-- Problem to work on --
What follows is a block of records; reproduce all of it verbatim.

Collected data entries
═══
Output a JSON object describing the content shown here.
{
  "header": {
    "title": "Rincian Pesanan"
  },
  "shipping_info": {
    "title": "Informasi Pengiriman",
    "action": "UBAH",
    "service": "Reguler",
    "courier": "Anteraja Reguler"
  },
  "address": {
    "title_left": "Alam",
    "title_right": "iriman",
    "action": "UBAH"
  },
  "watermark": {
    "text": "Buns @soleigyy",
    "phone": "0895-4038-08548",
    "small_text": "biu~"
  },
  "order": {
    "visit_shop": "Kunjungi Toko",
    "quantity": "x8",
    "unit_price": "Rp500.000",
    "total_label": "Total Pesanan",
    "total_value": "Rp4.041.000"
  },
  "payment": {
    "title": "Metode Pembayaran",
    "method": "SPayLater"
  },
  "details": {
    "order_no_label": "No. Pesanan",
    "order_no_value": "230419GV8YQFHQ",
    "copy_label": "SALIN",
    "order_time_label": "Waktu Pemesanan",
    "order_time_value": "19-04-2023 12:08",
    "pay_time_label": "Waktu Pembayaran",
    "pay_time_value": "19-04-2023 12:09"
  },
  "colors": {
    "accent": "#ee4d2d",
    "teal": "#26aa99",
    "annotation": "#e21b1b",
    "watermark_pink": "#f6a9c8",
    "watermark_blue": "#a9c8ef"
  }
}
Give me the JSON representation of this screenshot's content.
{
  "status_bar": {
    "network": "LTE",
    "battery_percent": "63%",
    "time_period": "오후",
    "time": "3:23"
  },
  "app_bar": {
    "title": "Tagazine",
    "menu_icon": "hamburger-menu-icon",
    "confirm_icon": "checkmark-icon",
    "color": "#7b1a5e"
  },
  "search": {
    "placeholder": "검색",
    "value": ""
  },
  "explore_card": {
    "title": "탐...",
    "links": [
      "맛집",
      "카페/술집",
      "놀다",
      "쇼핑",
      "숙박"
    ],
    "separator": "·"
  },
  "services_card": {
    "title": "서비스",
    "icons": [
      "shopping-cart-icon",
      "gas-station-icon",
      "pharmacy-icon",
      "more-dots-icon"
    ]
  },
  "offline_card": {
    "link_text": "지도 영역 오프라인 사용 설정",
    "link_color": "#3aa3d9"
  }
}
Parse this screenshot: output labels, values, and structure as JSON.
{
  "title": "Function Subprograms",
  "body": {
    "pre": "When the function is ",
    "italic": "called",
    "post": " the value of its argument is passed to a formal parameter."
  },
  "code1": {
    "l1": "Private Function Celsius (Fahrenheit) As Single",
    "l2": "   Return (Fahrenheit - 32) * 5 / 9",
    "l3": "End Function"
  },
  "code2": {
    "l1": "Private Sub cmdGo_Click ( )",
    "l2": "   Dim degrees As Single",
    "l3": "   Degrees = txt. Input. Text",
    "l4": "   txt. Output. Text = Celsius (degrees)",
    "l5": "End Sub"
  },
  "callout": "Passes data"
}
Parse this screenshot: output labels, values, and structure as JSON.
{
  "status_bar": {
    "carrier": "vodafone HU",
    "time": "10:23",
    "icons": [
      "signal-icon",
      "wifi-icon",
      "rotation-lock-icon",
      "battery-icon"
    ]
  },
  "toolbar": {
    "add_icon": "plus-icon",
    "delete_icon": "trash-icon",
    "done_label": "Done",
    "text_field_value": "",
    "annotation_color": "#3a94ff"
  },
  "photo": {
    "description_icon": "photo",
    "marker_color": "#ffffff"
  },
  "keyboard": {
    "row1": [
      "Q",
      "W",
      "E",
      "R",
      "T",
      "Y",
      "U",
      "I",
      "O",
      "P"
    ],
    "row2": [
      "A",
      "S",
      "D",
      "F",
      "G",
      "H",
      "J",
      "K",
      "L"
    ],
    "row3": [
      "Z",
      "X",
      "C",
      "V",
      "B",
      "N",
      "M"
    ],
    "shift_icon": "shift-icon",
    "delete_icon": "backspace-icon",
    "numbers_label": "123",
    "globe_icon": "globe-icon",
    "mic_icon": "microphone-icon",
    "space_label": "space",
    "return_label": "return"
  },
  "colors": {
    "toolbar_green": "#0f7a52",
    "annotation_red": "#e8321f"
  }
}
═══
-- Response to the exercise --
Output a JSON object describing the content shown here.
{
  "header": {
    "title": "Rincian Pesanan"
  },
  "shipping_info": {
    "title": "Informasi Pengiriman",
    "action": "UBAH",
    "service": "Reguler",
    "courier": "Anteraja Reguler"
  },
  "address": {
    "title_left": "Alam",
    "title_right": "iriman",
    "action": "UBAH"
  },
  "watermark": {
    "text": "Buns @soleigyy",
    "phone": "0895-4038-08548",
    "small_text": "biu~"
  },
  "order": {
    "visit_shop": "Kunjungi Toko",
    "quantity": "x8",
    "unit_price": "Rp500.000",
    "total_label": "Total Pesanan",
    "total_value": "Rp4.041.000"
  },
  "payment": {
    "title": "Metode Pembayaran",
    "method": "SPayLater"
  },
  "details": {
    "order_no_label": "No. Pesanan",
    "order_no_value": "230419GV8YQFHQ",
    "copy_label": "SALIN",
    "order_time_label": "Waktu Pemesanan",
    "order_time_value": "19-04-2023 12:08",
    "pay_time_label": "Waktu Pembayaran",
    "pay_time_value": "19-04-2023 12:09"
  },
  "colors": {
    "accent": "#ee4d2d",
    "teal": "#26aa99",
    "annotation": "#e21b1b",
    "watermark_pink": "#f6a9c8",
    "watermark_blue": "#a9c8ef"
  }
}
Give me the JSON representation of this screenshot's content.
{
  "status_bar": {
    "network": "LTE",
    "battery_percent": "63%",
    "time_period": "오후",
    "time": "3:23"
  },
  "app_bar": {
    "title": "Tagazine",
    "menu_icon": "hamburger-menu-icon",
    "confirm_icon": "checkmark-icon",
    "color": "#7b1a5e"
  },
  "search": {
    "placeholder": "검색",
    "value": ""
  },
  "explore_card": {
    "title": "탐...",
    "links": [
      "맛집",
      "카페/술집",
      "놀다",
      "쇼핑",
      "숙박"
    ],
    "separator": "·"
  },
  "services_card": {
    "title": "서비스",
    "icons": [
      "shopping-cart-icon",
      "gas-station-icon",
      "pharmacy-icon",
      "more-dots-icon"
    ]
  },
  "offline_card": {
    "link_text": "지도 영역 오프라인 사용 설정",
    "link_color": "#3aa3d9"
  }
}
Parse this screenshot: output labels, values, and structure as JSON.
{
  "title": "Function Subprograms",
  "body": {
    "pre": "When the function is ",
    "italic": "called",
    "post": " the value of its argument is passed to a formal parameter."
  },
  "code1": {
    "l1": "Private Function Celsius (Fahrenheit) As Single",
    "l2": "   Return (Fahrenheit - 32) * 5 / 9",
    "l3": "End Function"
  },
  "code2": {
    "l1": "Private Sub cmdGo_Click ( )",
    "l2": "   Dim degrees As Single",
    "l3": "   Degrees = txt. Input. Text",
    "l4": "   txt. Output. Text = Celsius (degrees)",
    "l5": "End Sub"
  },
  "callout": "Passes data"
}
Parse this screenshot: output labels, values, and structure as JSON.
{
  "status_bar": {
    "carrier": "vodafone HU",
    "time": "10:23",
    "icons": [
      "signal-icon",
      "wifi-icon",
      "rotation-lock-icon",
      "battery-icon"
    ]
  },
  "toolbar": {
    "add_icon": "plus-icon",
    "delete_icon": "trash-icon",
    "done_label": "Done",
    "text_field_value": "",
    "annotation_color": "#3a94ff"
  },
  "photo": {
    "description_icon": "photo",
    "marker_color": "#ffffff"
  },
  "keyboard": {
    "row1": [
      "Q",
      "W",
      "E",
      "R",
      "T",
      "Y",
      "U",
      "I",
      "O",
      "P"
    ],
    "row2": [
      "A",
      "S",
      "D",
      "F",
      "G",
      "H",
      "J",
      "K",
      "L"
    ],
    "row3": [
      "Z",
      "X",
      "C",
      "V",
      "B",
      "N",
      "M"
    ],
    "shift_icon": "shift-icon",
    "delete_icon": "backspace-icon",
    "numbers_label": "123",
    "globe_icon": "globe-icon",
    "mic_icon": "microphone-icon",
    "space_label": "space",
    "return_label": "return"
  },
  "colors": {
    "toolbar_green": "#0f7a52",
    "annotation_red": "#e8321f"
  }
}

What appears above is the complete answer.